───── SUPPLIED ENTRIES ─────
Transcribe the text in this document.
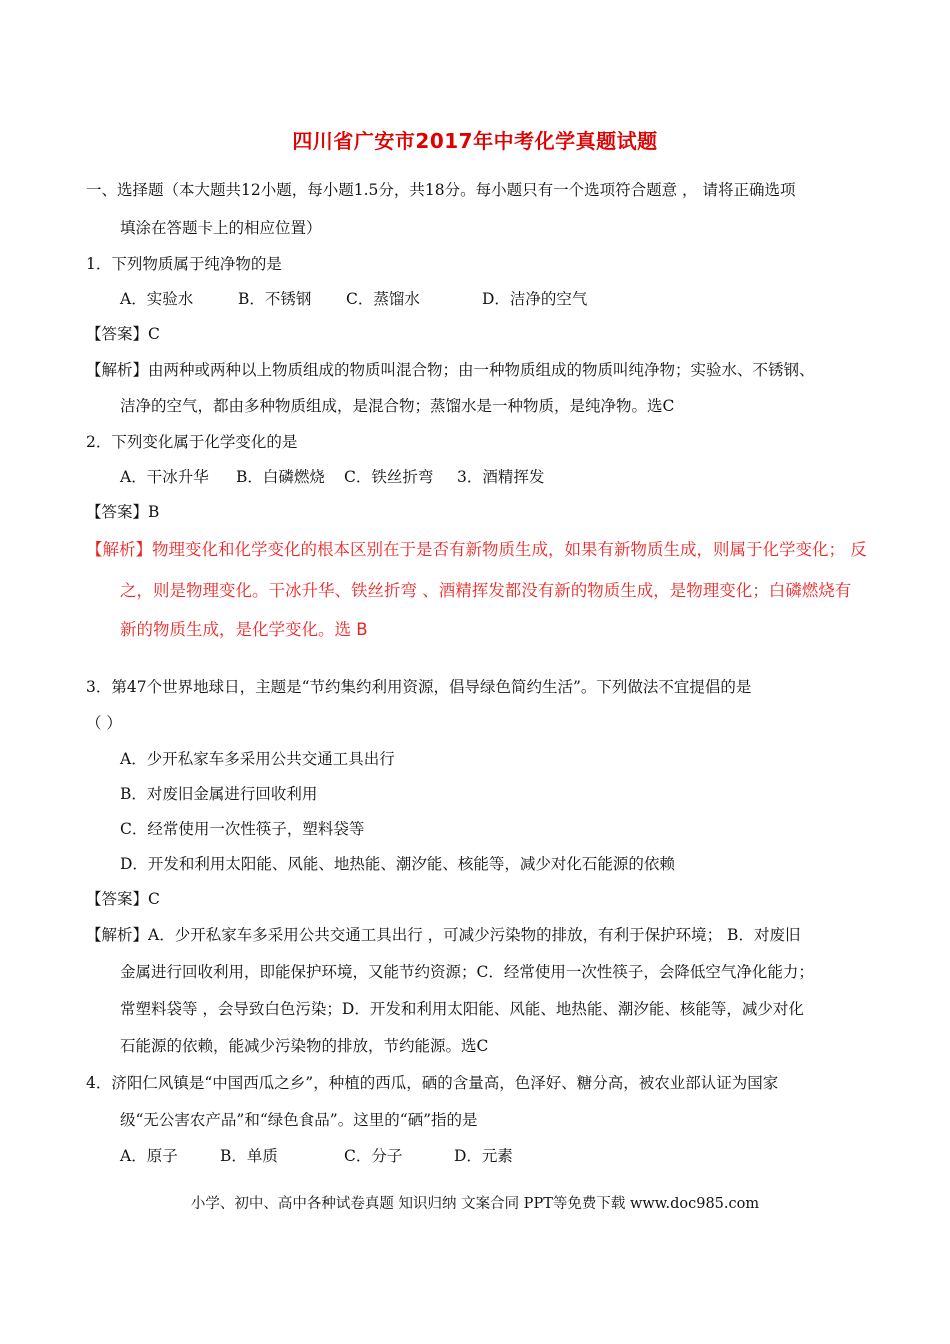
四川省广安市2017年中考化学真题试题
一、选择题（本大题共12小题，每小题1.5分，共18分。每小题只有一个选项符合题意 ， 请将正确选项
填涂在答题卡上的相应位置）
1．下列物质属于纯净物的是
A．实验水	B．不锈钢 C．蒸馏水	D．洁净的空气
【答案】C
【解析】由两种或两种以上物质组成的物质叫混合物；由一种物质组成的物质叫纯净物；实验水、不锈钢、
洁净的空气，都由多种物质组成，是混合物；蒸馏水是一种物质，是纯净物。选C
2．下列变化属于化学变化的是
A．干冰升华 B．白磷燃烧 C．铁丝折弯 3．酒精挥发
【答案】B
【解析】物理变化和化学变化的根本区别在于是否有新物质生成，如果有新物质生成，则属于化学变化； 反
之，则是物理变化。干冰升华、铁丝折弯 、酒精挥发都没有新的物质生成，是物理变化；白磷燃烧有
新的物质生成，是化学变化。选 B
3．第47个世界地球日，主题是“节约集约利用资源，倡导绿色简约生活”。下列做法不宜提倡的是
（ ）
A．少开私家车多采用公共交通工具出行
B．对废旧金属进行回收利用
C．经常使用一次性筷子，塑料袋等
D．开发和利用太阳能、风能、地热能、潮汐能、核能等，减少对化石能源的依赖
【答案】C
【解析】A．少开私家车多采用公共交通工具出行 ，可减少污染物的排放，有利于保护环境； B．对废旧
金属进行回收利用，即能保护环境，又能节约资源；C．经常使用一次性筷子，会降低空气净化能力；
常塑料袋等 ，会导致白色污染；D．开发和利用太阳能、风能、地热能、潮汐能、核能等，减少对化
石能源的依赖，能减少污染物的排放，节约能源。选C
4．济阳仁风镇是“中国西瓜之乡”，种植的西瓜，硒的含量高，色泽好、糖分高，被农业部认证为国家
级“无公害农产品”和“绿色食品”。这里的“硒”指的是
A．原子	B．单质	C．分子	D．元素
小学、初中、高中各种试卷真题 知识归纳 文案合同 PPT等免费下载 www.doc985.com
─────
───── SUPPLIED ENTRIES ─────
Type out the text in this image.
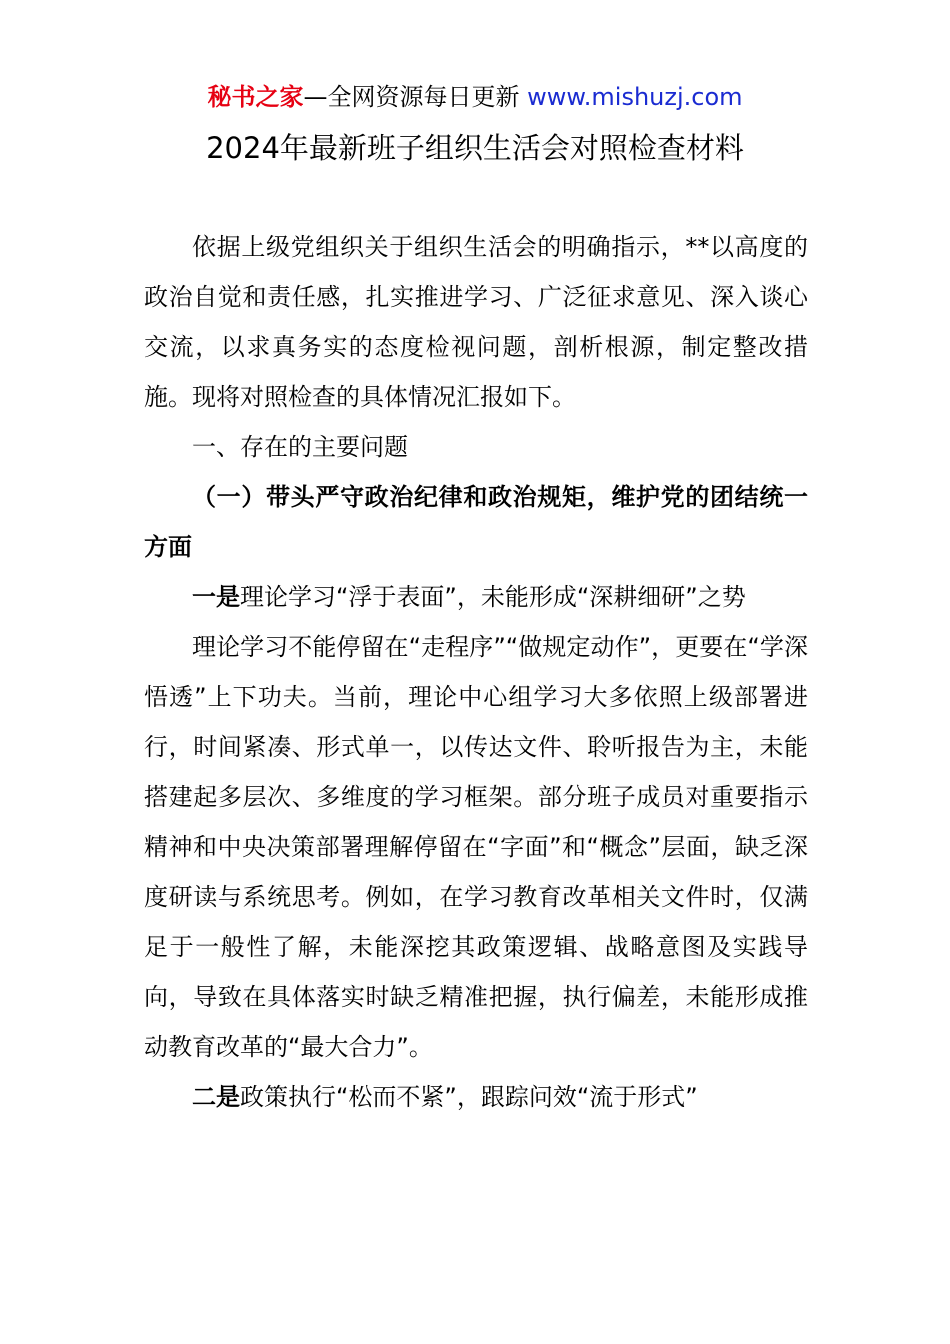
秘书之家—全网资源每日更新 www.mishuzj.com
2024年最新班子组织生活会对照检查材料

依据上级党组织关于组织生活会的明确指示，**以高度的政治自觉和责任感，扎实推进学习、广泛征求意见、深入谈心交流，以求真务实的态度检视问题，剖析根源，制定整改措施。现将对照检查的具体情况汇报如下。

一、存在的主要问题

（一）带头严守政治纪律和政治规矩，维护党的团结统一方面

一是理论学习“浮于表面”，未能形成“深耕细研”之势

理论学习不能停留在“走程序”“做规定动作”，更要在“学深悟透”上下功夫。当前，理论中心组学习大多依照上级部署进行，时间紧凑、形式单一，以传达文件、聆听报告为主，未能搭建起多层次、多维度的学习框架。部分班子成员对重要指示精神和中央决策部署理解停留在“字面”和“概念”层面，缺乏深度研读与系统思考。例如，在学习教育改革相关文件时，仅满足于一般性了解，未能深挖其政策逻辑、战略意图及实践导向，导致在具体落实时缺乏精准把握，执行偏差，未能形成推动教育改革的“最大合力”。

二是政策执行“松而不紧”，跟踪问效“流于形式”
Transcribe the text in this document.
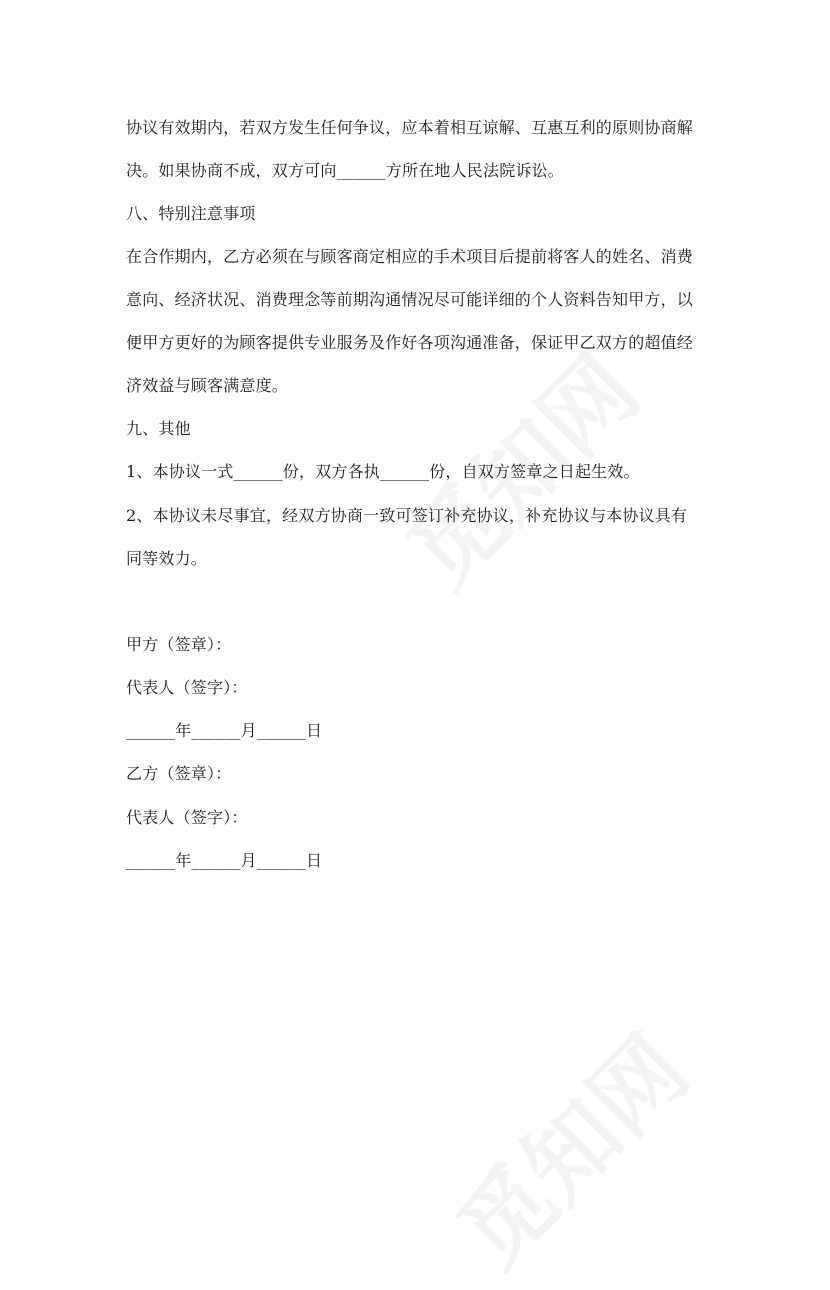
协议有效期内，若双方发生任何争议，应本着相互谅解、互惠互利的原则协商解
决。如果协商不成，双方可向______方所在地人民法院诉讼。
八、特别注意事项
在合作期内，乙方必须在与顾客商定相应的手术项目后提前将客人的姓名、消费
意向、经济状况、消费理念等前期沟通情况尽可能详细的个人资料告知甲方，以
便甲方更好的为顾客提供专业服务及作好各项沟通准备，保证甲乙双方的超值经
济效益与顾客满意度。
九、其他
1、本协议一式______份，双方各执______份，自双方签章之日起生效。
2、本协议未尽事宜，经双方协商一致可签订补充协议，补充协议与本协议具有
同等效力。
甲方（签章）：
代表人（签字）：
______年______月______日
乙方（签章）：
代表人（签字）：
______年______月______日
─────
Check each line of the records for the word "经常使用一次性筷子", and show the lines that contain it.

C．经常使用一次性筷子，塑料袋等
金属进行回收利用，即能保护环境，又能节约资源；C．经常使用一次性筷子，会降低空气净化能力；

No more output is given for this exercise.